ENTRIES PROVIDED:
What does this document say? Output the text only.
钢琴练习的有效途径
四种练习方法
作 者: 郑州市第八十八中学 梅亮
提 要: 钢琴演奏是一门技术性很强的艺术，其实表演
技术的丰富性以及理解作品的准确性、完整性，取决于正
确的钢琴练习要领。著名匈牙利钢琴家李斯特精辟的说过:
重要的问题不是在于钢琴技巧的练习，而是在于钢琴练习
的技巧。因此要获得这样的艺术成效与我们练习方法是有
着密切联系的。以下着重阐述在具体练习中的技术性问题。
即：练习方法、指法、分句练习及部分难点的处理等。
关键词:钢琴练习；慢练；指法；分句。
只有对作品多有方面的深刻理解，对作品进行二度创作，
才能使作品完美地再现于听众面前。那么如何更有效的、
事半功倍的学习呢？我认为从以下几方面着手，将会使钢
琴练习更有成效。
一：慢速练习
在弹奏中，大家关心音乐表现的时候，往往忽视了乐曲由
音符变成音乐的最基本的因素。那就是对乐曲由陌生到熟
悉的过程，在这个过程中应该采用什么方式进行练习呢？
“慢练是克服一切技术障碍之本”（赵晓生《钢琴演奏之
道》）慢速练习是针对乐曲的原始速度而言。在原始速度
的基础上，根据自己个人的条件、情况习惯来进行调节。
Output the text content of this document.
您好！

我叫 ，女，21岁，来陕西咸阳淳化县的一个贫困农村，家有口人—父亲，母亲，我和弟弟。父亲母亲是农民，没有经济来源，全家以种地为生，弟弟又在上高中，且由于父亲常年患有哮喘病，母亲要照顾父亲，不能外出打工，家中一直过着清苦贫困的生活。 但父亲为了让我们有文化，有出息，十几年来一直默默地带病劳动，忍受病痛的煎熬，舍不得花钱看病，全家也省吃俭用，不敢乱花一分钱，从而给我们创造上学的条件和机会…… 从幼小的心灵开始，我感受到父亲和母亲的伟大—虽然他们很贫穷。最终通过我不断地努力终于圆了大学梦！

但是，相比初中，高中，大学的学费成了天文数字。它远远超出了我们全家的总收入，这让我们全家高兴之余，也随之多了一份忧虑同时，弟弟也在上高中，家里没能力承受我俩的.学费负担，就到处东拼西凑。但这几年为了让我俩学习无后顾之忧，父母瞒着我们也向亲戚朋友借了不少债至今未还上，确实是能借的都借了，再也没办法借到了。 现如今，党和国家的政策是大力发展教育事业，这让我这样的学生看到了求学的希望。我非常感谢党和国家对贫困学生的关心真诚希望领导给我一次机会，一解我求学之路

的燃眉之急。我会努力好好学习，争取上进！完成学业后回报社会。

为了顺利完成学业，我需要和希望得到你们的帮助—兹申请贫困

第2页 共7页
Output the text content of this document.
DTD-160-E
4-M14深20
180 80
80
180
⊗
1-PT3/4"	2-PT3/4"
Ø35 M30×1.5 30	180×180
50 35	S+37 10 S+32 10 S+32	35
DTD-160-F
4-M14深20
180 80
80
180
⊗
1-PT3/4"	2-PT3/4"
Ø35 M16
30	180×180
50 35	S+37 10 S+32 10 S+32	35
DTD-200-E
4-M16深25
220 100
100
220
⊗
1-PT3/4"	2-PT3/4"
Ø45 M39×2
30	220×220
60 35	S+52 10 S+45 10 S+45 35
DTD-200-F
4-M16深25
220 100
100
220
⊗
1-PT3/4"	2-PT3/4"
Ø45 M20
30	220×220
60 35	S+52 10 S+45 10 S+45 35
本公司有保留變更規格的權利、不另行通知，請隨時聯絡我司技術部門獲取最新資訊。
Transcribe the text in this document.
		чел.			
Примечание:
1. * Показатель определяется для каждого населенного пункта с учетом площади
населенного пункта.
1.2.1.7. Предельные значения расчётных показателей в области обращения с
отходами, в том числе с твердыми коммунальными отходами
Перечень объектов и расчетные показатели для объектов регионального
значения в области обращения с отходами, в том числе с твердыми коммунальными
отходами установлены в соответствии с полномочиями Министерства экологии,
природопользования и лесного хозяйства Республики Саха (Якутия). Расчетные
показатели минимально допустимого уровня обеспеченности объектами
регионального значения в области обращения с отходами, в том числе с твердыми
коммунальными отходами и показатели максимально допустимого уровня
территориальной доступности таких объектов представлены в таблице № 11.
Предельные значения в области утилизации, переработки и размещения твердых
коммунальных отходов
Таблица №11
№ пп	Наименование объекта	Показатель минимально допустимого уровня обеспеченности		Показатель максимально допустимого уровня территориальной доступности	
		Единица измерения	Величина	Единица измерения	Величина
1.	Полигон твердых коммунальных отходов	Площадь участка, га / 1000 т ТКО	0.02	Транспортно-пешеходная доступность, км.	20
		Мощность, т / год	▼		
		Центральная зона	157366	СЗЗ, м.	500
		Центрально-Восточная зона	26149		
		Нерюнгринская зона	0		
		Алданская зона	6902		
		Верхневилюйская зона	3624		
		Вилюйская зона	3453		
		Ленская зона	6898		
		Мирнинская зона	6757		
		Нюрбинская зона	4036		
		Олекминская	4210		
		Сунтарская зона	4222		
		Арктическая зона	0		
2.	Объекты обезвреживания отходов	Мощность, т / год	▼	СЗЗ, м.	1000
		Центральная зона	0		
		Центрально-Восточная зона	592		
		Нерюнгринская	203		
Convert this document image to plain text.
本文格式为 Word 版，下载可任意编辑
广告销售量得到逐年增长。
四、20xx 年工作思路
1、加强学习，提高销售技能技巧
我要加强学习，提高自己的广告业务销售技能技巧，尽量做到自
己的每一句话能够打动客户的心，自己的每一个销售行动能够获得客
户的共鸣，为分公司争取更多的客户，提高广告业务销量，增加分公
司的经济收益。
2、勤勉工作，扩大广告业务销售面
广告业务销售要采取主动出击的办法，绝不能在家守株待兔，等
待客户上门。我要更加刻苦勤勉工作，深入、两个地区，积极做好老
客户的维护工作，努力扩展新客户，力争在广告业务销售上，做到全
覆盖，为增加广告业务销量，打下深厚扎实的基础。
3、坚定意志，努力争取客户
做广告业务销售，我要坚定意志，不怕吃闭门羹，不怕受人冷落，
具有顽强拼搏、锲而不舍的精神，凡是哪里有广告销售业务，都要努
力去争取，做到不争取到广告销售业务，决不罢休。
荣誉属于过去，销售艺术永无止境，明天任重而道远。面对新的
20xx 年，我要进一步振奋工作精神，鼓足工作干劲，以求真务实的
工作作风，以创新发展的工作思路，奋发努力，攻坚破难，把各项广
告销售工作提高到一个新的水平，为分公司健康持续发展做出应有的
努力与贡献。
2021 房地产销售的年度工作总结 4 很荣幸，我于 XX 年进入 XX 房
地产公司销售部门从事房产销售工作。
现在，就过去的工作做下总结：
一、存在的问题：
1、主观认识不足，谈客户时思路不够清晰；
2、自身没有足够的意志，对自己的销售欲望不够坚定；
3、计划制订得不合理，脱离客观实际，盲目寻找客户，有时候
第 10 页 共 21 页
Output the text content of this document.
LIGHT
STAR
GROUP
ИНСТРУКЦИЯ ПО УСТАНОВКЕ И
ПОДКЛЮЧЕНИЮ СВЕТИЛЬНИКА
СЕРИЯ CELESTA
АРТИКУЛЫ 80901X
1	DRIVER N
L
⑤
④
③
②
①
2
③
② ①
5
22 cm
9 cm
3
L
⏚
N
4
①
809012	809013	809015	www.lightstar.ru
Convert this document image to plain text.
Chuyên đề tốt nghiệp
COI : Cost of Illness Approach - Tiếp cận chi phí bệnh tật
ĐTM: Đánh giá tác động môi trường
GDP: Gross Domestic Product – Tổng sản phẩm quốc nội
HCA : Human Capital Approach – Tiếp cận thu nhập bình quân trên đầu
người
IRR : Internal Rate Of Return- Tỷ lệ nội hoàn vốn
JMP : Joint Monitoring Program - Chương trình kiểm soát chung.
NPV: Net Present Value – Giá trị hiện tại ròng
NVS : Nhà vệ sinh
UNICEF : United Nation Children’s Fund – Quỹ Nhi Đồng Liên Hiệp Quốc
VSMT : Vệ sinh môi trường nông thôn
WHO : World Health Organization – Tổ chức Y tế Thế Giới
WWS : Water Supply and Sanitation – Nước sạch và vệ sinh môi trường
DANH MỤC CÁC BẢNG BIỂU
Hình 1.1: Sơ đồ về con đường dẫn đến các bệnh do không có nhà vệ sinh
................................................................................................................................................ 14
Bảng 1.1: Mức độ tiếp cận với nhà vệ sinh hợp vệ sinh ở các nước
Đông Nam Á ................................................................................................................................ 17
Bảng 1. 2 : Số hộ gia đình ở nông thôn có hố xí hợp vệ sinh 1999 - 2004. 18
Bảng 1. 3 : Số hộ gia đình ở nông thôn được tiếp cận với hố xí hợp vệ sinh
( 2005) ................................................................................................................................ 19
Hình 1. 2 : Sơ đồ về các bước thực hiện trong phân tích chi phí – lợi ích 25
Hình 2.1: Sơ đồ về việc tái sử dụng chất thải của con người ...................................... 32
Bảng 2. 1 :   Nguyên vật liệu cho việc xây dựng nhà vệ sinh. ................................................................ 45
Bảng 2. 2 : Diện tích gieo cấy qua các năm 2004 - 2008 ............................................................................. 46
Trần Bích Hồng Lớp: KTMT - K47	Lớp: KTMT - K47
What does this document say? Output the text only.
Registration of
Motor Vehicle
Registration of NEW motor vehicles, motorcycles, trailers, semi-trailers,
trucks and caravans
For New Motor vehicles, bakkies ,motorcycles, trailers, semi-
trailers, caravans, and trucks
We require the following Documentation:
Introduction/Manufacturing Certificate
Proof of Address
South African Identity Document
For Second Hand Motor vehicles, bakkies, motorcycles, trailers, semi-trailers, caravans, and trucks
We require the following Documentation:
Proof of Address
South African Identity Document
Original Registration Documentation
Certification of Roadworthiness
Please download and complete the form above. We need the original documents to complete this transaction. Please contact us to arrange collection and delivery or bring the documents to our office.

WHAT YOU WILL DO: Give only the number of lines in the preceding material that contain the string "Центральная".

TASK RESULT: 2